● **DESCRIPTION OF THE TASK**
Draw out every line with the word "ошибки" from the listing below.

● **DATA TO PROCESS**
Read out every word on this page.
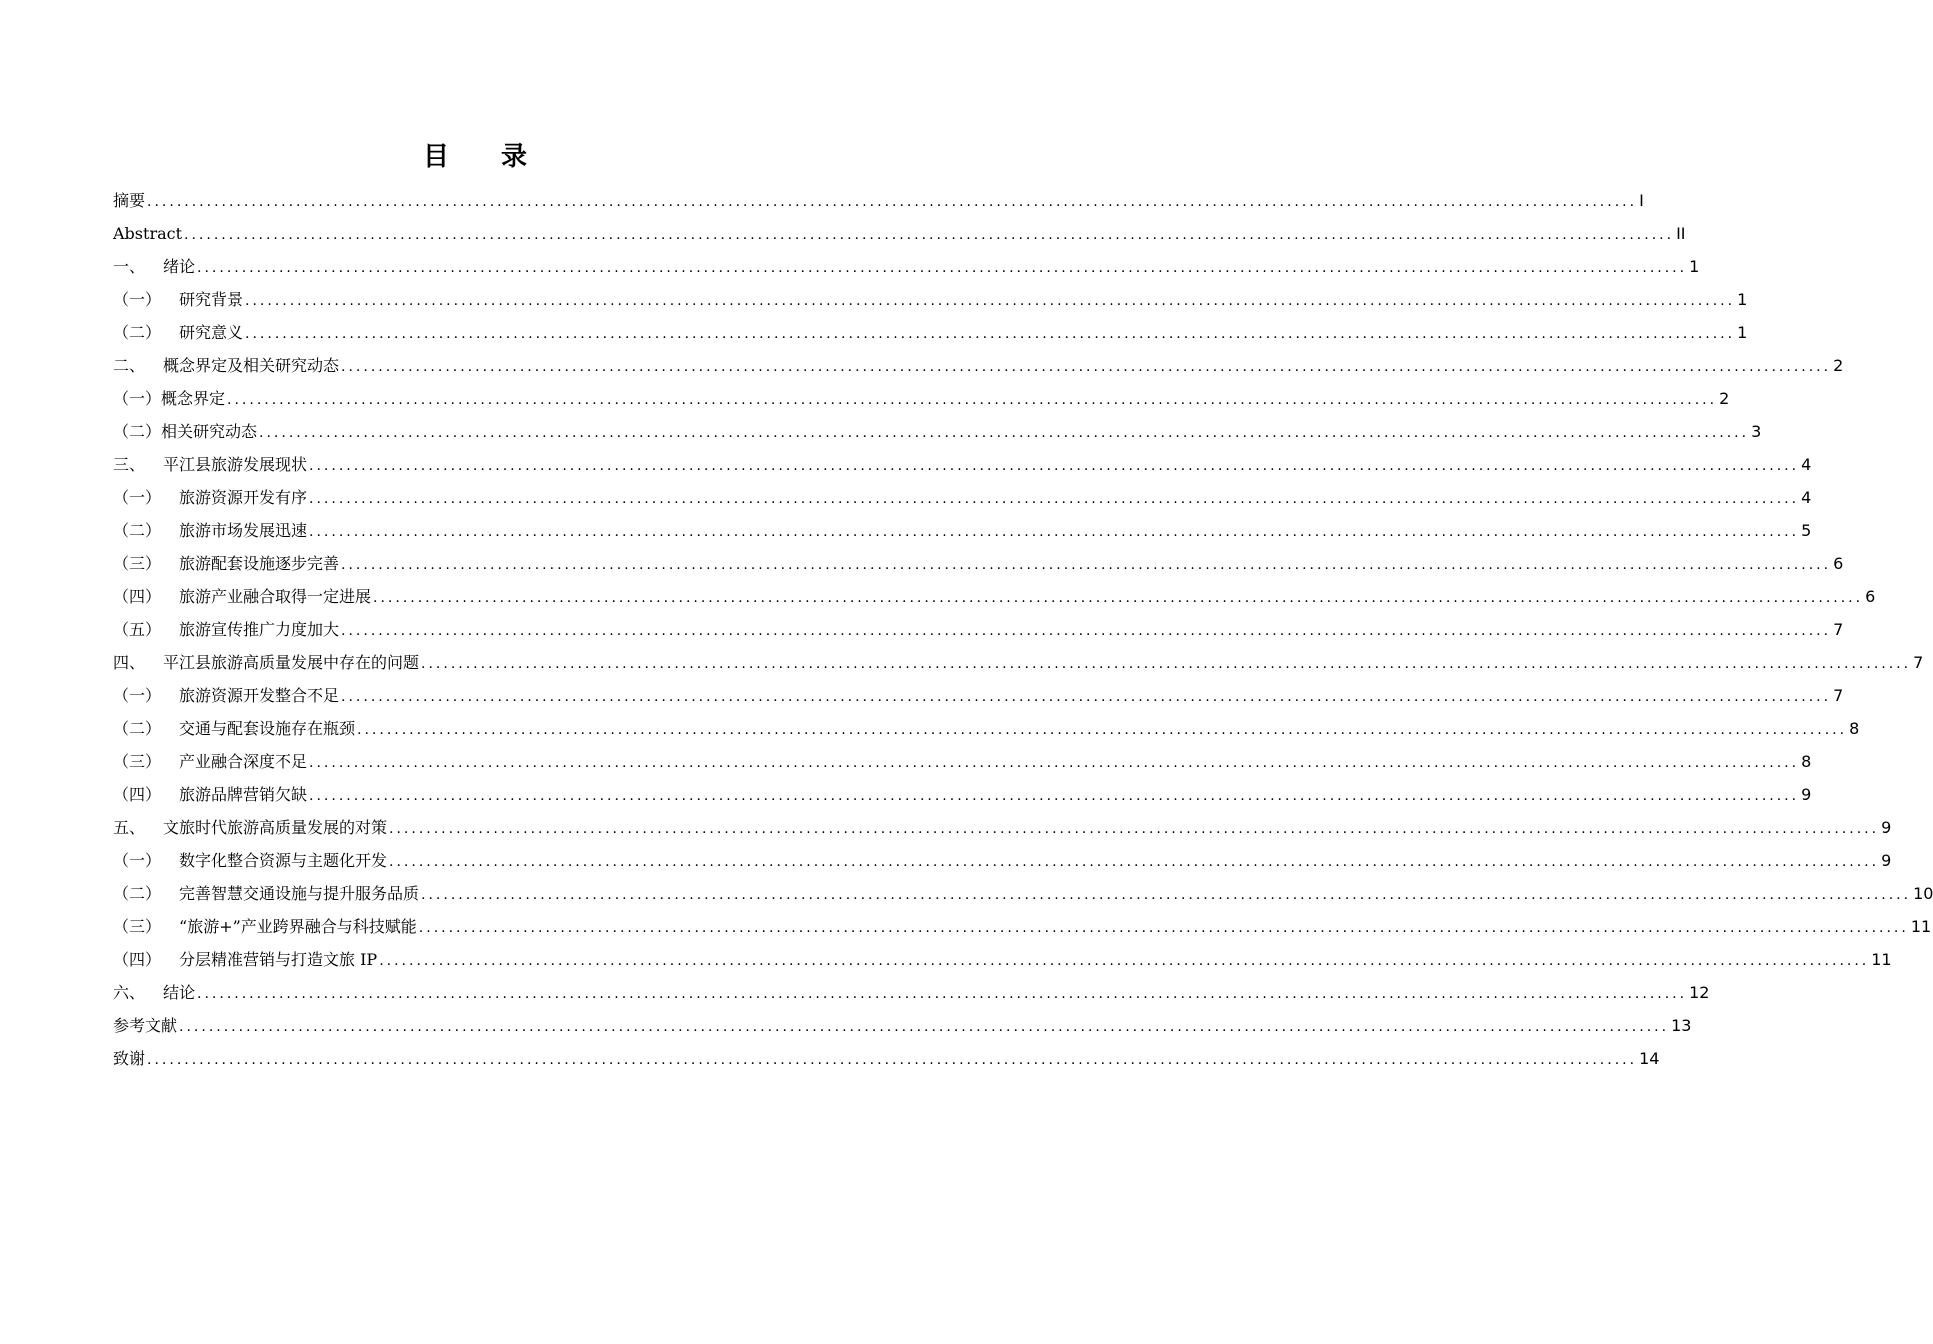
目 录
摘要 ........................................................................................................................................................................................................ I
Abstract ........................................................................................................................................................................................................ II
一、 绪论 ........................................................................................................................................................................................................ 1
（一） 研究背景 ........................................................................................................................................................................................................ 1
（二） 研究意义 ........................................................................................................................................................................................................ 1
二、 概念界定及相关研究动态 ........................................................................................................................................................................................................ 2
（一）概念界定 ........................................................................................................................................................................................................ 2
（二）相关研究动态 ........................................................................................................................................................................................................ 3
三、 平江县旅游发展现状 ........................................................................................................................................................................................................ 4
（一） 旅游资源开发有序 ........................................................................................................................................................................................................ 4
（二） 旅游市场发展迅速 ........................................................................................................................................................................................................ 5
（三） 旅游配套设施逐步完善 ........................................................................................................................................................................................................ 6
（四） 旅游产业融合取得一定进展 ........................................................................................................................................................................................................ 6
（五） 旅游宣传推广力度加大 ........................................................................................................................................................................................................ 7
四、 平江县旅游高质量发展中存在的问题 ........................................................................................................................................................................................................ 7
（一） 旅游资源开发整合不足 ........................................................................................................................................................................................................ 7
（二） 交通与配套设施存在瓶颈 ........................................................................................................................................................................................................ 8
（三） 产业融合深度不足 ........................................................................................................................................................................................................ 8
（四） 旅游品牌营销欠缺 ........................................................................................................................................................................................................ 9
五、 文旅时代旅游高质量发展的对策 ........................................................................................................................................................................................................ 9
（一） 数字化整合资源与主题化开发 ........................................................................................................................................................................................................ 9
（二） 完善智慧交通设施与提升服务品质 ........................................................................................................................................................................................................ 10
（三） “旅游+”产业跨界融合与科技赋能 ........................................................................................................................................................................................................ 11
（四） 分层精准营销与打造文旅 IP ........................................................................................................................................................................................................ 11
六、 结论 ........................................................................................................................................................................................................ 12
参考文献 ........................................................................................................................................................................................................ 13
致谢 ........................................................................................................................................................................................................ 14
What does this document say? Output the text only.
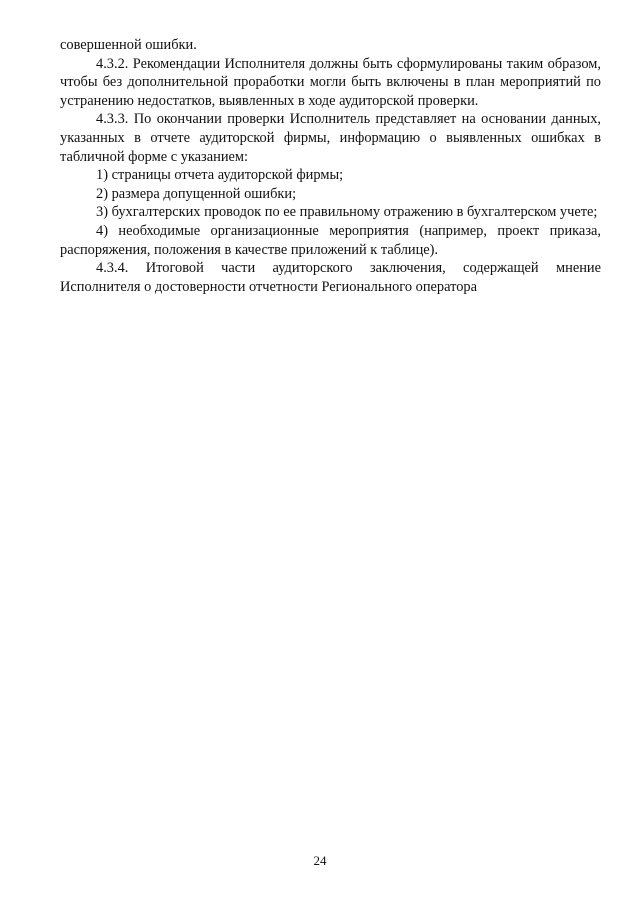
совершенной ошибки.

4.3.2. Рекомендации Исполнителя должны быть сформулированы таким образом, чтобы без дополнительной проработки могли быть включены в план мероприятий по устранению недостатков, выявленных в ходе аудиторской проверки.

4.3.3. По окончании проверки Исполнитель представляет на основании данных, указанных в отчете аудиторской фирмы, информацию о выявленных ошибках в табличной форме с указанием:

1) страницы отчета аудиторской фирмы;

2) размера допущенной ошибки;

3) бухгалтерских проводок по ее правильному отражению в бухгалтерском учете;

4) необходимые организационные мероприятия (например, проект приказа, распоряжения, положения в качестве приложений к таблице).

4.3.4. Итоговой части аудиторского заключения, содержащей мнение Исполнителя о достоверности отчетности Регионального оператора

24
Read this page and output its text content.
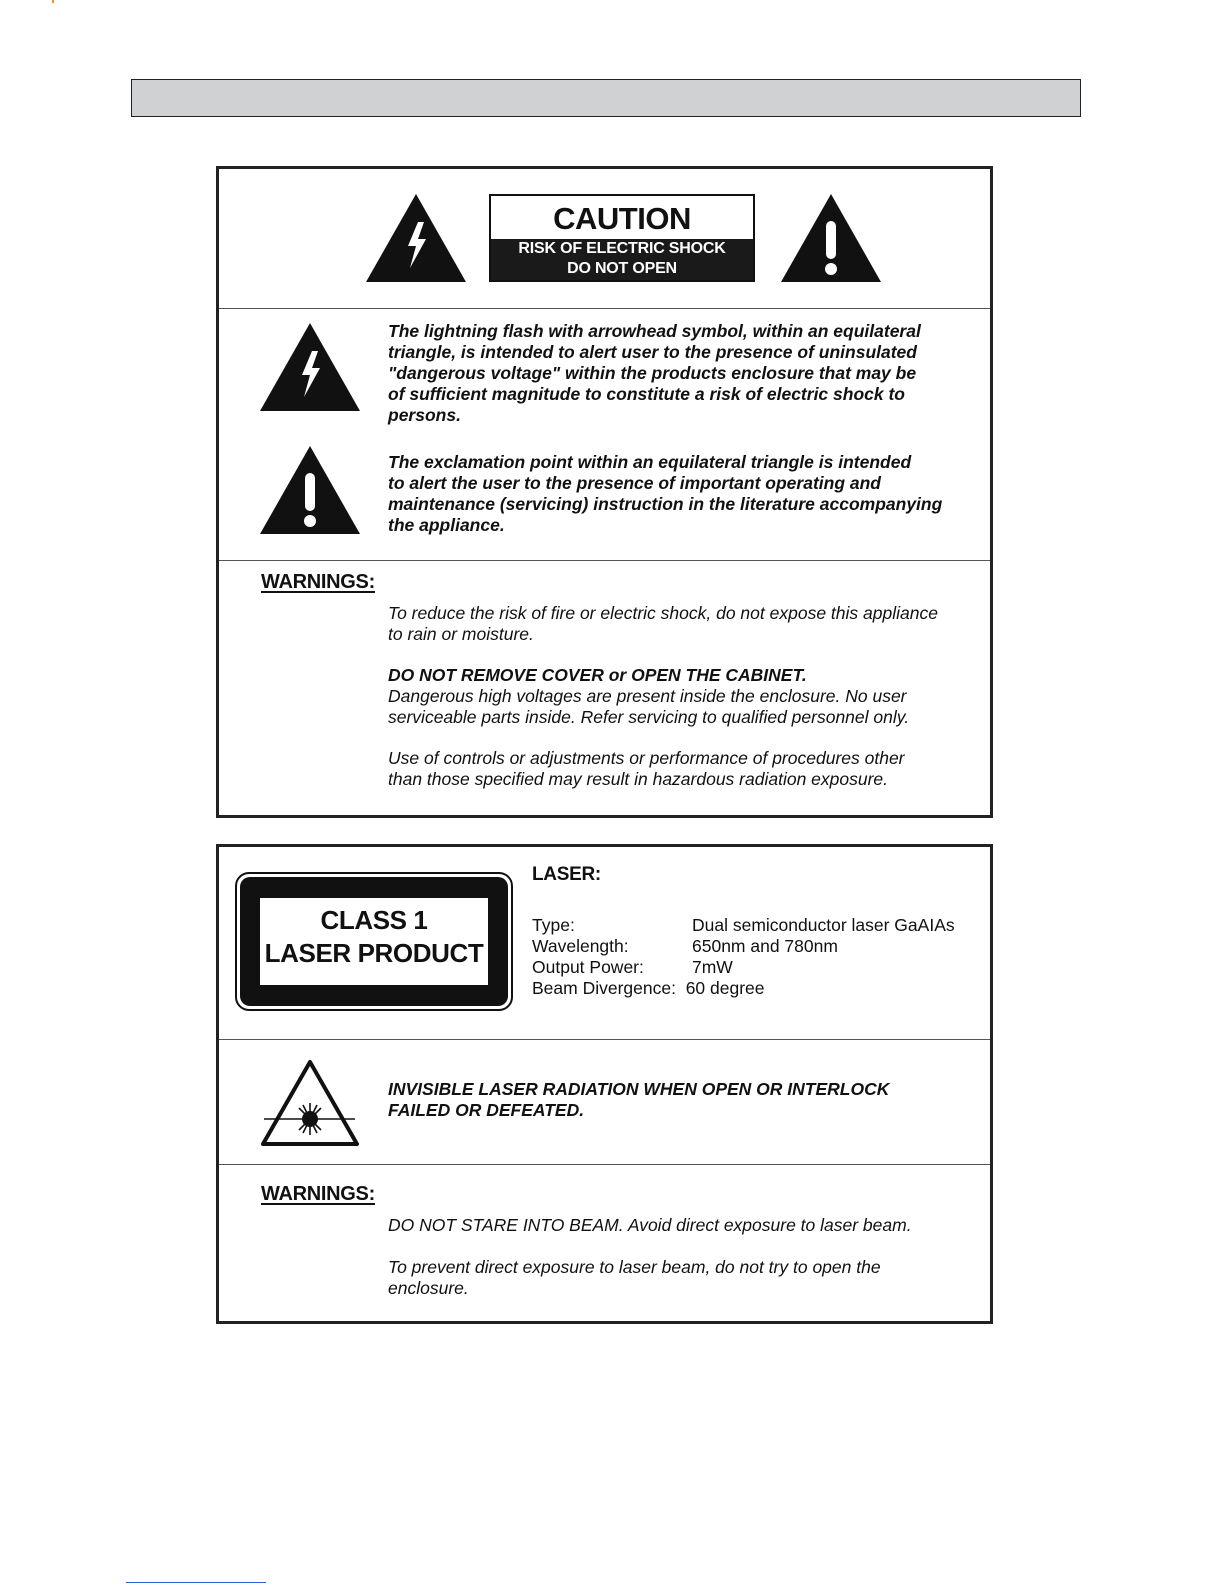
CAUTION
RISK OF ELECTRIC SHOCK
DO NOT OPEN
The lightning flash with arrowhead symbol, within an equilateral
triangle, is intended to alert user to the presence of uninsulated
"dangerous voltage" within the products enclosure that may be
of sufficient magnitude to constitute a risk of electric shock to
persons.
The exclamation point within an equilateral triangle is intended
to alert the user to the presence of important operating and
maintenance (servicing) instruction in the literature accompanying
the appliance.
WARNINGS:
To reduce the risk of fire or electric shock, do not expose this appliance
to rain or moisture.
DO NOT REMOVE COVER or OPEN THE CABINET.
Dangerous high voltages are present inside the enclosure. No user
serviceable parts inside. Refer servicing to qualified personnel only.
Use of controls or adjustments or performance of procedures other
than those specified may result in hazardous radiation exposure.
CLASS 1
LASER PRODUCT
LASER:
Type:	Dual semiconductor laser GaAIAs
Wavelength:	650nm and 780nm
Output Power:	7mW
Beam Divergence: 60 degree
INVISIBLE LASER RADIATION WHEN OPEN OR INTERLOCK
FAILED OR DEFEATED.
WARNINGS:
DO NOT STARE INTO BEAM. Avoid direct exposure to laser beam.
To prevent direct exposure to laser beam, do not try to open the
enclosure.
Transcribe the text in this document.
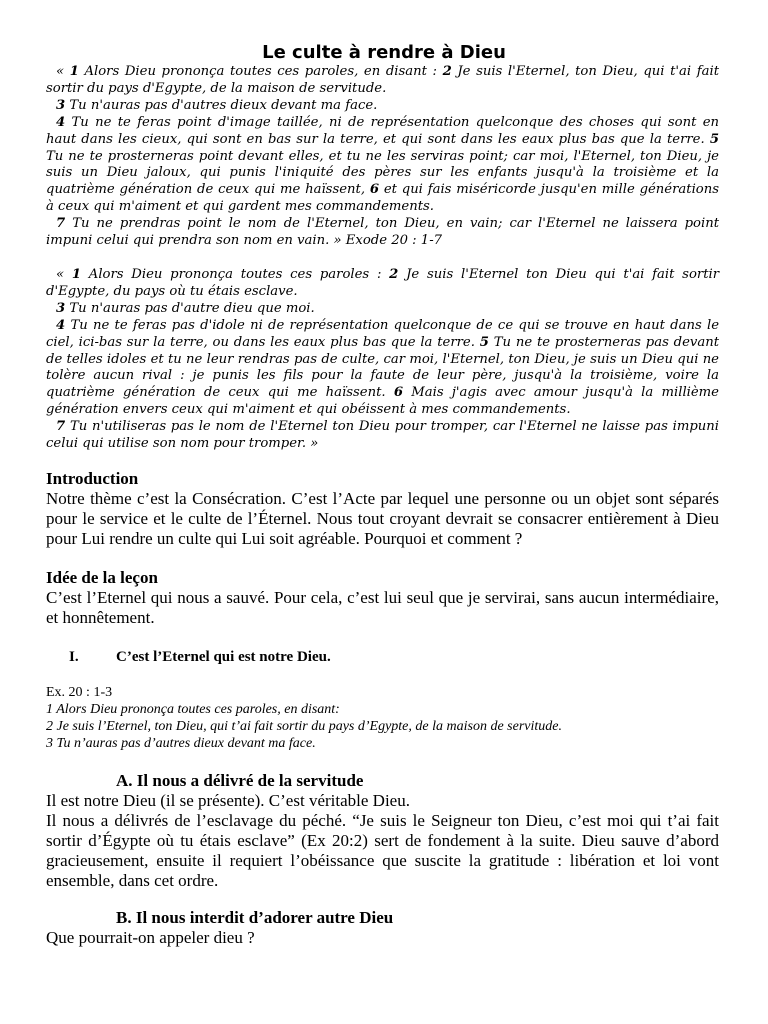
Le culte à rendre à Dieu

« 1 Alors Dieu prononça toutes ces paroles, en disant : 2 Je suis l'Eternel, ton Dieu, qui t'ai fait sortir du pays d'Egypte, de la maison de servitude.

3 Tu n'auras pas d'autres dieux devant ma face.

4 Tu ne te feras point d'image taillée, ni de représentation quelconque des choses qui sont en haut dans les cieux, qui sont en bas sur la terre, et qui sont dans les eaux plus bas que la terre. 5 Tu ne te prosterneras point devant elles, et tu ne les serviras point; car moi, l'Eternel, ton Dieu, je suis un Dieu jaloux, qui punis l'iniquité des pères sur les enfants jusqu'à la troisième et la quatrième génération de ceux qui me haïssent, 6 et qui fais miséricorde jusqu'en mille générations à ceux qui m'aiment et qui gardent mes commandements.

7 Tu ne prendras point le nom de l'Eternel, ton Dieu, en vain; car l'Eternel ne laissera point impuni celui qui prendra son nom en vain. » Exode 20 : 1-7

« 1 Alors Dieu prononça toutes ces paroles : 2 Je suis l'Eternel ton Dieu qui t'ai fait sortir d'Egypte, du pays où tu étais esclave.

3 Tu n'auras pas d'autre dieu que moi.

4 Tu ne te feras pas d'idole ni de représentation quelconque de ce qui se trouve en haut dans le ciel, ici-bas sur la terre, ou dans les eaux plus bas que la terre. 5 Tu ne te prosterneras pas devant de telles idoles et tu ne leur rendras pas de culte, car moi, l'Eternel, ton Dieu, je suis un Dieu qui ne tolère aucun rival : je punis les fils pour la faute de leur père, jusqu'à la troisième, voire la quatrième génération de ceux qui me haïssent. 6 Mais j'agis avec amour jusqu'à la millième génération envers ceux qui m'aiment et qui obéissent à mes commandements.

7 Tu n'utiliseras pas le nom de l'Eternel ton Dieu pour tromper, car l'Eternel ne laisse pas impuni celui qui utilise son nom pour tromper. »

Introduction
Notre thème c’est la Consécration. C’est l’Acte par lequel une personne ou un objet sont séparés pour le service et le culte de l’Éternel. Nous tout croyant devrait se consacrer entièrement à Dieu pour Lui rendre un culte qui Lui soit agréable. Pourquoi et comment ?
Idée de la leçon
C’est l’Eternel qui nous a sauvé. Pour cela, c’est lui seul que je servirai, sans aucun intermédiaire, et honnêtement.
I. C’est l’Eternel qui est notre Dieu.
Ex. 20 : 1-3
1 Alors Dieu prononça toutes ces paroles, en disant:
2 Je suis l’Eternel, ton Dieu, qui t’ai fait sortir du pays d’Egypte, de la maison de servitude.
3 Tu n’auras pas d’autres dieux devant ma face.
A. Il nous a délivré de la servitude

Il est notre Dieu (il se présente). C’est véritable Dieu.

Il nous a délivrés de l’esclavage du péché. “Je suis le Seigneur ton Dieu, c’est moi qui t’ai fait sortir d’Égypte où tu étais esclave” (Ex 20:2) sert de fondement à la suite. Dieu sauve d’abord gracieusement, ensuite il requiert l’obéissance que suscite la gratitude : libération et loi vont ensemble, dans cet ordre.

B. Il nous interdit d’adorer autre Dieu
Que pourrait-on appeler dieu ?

● **EXERCISE ANSWER**
совершенной ошибки.
2) размера допущенной ошибки;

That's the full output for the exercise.